- [CHALLENGE]
From the listing below, pick out each line with the word "this".

Dataset records
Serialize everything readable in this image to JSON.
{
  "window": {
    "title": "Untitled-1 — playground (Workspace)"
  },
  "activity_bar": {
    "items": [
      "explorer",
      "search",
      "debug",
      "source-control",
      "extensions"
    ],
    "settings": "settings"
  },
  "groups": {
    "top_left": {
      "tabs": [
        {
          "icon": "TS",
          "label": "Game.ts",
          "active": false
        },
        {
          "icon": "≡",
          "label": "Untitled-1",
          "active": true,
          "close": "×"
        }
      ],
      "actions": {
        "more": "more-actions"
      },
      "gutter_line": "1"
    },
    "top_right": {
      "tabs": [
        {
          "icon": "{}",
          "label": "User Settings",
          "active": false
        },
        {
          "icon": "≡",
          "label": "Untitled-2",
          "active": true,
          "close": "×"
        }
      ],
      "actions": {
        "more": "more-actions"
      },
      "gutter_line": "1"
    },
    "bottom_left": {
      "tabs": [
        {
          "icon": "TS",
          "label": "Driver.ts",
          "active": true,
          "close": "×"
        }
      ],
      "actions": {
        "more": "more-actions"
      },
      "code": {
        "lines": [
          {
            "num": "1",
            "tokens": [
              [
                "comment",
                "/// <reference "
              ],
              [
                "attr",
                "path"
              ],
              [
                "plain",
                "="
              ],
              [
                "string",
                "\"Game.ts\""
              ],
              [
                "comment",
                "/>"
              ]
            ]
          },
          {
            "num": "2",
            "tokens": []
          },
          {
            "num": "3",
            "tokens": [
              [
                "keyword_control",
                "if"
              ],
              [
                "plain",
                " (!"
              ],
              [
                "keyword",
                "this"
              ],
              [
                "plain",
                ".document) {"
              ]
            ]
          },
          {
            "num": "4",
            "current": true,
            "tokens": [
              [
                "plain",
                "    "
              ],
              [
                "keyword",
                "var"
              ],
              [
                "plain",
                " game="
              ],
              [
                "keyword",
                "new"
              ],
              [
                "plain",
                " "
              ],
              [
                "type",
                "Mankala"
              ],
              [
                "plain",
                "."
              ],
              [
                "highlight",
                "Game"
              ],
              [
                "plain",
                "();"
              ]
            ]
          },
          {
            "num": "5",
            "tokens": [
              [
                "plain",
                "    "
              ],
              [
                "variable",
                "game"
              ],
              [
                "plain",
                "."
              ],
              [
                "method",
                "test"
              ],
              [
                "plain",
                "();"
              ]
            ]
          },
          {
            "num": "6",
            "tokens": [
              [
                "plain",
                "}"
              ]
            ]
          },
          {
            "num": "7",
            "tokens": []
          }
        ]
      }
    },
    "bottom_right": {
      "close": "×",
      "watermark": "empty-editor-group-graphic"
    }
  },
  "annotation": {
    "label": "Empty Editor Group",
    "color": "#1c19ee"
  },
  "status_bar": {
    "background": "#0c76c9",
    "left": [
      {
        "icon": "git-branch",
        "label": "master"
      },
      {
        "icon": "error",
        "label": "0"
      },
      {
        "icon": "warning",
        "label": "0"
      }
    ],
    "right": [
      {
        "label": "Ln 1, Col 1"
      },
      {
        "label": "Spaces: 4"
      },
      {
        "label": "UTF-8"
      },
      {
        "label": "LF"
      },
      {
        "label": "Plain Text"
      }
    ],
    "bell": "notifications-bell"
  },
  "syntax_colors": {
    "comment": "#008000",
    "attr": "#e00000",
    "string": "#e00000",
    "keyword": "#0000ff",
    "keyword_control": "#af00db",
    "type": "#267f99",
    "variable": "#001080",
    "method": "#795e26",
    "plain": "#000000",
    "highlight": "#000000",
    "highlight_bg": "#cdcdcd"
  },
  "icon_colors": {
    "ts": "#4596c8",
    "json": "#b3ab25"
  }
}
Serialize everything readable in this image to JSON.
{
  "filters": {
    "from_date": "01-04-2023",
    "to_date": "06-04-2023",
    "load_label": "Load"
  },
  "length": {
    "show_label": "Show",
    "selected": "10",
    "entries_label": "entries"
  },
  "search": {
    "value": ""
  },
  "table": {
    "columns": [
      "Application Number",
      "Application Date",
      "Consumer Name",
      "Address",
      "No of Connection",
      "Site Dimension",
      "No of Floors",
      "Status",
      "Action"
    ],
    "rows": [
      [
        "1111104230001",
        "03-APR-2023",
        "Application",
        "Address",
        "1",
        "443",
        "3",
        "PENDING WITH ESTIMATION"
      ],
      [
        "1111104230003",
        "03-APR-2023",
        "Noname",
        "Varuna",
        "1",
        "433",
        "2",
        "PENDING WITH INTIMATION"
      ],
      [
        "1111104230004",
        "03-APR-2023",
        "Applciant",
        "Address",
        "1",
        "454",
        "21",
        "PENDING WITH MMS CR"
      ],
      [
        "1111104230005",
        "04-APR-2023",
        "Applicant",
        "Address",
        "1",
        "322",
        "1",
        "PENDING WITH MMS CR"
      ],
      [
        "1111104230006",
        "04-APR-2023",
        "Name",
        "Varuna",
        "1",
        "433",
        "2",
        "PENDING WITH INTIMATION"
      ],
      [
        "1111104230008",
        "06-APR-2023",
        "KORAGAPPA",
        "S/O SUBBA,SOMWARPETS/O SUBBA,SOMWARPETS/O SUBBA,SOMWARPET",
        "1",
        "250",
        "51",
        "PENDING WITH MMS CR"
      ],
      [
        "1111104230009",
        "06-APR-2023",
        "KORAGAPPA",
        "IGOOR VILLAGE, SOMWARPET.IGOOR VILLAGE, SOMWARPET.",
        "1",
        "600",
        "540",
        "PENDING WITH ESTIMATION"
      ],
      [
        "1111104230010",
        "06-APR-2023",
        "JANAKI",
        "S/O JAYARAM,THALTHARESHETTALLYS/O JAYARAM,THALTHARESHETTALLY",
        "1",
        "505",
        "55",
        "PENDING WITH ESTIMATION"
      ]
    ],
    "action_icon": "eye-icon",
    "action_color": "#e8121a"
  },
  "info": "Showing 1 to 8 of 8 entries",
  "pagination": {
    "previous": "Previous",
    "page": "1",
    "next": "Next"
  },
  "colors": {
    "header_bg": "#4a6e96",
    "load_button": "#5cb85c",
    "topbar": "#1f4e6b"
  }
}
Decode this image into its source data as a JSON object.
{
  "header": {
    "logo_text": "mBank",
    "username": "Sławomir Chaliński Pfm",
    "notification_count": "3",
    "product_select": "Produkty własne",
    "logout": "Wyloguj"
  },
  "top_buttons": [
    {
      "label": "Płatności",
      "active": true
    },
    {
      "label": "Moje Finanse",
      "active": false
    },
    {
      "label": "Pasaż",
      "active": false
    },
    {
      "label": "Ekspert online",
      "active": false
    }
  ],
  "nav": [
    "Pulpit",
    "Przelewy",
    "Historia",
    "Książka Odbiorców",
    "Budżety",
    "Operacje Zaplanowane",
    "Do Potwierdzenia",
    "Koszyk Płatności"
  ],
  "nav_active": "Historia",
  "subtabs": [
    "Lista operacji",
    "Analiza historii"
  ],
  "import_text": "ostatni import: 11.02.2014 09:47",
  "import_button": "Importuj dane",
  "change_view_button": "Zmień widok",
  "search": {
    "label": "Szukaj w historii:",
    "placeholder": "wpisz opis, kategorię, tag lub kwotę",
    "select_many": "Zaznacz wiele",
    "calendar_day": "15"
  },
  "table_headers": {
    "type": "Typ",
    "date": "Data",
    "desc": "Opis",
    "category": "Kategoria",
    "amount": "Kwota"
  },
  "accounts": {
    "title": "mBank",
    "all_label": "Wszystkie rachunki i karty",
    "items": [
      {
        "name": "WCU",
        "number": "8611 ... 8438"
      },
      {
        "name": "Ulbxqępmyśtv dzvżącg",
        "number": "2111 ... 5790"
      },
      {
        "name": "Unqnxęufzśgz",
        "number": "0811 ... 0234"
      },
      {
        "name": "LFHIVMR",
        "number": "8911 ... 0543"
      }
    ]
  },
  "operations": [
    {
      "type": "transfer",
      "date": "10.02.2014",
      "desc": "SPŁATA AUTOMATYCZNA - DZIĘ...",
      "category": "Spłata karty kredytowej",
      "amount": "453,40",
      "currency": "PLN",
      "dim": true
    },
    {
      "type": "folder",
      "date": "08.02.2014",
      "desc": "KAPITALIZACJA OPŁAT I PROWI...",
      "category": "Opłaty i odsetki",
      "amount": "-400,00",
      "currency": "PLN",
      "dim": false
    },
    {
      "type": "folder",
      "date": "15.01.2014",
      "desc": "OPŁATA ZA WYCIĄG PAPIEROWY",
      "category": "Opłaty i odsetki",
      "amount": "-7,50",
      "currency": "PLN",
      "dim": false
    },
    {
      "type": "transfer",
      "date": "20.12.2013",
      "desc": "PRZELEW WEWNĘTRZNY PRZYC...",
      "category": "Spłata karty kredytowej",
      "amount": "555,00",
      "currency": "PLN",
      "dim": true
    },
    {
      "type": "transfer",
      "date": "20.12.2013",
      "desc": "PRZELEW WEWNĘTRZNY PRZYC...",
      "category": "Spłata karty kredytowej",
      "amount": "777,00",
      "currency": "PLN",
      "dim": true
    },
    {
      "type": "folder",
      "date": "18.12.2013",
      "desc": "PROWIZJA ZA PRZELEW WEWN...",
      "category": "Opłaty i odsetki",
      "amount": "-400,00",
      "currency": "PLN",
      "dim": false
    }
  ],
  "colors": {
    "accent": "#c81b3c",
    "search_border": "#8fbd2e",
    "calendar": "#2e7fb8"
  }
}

- [SOLUTION]
Serialize everything readable in this image to JSON.
                "this"
Serialize everything readable in this image to JSON.
Decode this image into its source data as a JSON object.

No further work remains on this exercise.